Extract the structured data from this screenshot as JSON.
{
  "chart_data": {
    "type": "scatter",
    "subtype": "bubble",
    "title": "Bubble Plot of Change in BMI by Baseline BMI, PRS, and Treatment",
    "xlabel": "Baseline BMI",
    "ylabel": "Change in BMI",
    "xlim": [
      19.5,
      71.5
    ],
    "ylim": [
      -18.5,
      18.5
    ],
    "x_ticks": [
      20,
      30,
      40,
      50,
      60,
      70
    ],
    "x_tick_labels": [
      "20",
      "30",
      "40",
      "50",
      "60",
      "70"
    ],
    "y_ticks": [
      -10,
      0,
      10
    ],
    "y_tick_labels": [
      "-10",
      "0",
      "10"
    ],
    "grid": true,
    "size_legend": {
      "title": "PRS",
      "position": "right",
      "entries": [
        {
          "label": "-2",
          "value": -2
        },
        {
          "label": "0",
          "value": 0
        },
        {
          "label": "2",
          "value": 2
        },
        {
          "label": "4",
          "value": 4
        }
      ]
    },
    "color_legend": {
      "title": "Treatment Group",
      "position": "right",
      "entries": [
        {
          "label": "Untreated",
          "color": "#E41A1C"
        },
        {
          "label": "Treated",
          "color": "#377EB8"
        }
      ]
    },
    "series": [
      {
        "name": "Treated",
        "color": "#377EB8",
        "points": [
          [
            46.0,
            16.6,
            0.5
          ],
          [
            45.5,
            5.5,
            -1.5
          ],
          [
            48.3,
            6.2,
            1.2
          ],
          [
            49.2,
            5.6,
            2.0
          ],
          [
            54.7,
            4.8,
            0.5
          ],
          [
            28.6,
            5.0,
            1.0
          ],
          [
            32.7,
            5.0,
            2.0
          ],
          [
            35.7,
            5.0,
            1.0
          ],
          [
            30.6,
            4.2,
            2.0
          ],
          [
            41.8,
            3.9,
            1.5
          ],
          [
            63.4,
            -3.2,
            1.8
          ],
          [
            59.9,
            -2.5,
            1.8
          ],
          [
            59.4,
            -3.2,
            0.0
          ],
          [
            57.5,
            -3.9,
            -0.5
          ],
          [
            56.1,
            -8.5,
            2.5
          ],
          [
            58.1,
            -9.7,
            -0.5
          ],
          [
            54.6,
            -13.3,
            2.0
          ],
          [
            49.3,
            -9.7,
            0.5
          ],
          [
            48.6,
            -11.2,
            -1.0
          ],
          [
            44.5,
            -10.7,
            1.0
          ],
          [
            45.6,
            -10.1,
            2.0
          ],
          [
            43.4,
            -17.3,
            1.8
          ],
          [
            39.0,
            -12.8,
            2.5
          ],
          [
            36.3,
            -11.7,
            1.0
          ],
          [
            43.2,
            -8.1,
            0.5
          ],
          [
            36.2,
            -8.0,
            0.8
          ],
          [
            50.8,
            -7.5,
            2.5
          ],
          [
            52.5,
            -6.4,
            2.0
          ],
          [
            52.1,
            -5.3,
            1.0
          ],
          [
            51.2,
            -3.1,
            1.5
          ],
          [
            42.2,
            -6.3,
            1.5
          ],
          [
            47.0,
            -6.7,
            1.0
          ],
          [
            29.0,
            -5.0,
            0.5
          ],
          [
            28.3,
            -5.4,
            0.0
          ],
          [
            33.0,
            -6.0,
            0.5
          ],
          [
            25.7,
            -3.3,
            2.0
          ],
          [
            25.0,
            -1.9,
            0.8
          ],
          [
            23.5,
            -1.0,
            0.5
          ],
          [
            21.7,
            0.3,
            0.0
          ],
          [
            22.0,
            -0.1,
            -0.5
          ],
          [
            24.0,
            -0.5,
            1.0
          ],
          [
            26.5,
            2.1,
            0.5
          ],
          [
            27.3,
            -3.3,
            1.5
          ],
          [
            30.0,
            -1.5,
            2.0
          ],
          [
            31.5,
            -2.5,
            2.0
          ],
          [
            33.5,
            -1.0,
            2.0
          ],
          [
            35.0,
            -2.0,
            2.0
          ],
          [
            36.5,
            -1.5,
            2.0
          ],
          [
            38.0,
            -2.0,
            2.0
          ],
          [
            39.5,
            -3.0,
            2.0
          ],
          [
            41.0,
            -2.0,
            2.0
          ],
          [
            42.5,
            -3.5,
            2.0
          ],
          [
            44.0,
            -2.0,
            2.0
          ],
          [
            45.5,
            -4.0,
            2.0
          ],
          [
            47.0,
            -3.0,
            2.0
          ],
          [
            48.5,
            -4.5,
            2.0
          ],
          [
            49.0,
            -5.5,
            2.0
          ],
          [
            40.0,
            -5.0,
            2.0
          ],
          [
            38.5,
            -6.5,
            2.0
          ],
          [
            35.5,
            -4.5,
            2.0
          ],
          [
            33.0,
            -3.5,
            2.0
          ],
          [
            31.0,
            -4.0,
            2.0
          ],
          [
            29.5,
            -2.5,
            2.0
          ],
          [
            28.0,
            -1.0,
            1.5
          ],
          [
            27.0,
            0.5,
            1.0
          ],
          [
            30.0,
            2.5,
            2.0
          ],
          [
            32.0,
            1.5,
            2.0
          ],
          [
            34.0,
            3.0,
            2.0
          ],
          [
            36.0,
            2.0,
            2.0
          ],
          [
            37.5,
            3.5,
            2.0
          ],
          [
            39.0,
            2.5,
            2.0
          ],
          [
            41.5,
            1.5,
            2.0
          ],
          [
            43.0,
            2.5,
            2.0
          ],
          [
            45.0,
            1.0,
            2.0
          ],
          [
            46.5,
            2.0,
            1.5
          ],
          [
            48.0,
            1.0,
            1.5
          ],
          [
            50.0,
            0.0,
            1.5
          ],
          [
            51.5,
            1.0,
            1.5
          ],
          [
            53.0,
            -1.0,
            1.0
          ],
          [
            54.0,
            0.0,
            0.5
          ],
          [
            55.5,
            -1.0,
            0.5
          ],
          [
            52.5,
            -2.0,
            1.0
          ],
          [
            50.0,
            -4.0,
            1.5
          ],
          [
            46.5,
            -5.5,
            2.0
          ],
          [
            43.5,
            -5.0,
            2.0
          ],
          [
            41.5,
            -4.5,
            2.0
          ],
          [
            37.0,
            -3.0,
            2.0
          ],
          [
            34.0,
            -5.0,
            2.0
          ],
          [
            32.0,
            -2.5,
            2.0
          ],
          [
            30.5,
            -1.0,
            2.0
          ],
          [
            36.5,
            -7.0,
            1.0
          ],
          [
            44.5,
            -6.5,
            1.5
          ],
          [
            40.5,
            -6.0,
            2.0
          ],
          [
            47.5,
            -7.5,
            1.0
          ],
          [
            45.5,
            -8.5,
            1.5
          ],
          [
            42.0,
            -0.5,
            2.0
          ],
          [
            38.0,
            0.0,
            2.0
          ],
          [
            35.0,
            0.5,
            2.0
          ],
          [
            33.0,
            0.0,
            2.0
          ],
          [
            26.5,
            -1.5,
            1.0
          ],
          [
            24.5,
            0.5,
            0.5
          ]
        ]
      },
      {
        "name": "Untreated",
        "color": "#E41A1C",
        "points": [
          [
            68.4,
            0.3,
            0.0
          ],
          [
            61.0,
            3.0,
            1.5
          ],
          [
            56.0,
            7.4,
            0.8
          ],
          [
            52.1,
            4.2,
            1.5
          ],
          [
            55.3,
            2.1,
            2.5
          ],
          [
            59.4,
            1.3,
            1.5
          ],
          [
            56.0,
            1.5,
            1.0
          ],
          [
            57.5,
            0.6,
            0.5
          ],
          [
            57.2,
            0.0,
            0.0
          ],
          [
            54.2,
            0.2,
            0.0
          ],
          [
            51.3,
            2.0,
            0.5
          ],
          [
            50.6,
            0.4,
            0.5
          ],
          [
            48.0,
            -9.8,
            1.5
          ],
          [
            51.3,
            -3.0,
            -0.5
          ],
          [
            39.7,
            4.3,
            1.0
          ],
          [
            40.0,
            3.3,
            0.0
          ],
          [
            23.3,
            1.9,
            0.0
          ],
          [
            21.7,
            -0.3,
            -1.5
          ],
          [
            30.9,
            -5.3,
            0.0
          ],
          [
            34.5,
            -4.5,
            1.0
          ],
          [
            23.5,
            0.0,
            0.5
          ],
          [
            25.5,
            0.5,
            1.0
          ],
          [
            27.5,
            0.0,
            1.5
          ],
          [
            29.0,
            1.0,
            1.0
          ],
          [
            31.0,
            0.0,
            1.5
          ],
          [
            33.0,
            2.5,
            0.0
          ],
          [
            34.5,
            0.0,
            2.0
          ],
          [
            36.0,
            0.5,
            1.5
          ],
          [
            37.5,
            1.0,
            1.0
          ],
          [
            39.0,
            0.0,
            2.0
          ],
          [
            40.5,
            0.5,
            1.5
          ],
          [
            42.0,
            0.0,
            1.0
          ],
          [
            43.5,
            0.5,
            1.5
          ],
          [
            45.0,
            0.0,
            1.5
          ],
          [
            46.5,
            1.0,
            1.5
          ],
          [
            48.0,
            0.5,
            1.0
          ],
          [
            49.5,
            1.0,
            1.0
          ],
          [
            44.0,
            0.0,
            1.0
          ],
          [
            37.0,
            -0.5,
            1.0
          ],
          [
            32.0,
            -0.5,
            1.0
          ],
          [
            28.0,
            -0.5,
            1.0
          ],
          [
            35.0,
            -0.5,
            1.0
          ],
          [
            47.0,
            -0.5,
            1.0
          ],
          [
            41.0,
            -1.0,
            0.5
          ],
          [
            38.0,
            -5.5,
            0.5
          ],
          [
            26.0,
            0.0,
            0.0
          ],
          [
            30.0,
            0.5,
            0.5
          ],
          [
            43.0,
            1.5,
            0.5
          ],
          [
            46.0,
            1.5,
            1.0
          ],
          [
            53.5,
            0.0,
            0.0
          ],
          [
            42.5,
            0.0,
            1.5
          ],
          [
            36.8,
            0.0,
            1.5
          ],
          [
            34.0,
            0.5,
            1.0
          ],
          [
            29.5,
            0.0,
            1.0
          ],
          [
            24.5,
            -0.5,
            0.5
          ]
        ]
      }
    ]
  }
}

::::::

_Set problem_.
For each line of the listing that holds the word "title", show that line.

_Solution for this problem_.
    "title": "Bubble Plot of Change in BMI by Baseline BMI, PRS, and Treatment",
      "title": "PRS",
      "title": "Treatment Group",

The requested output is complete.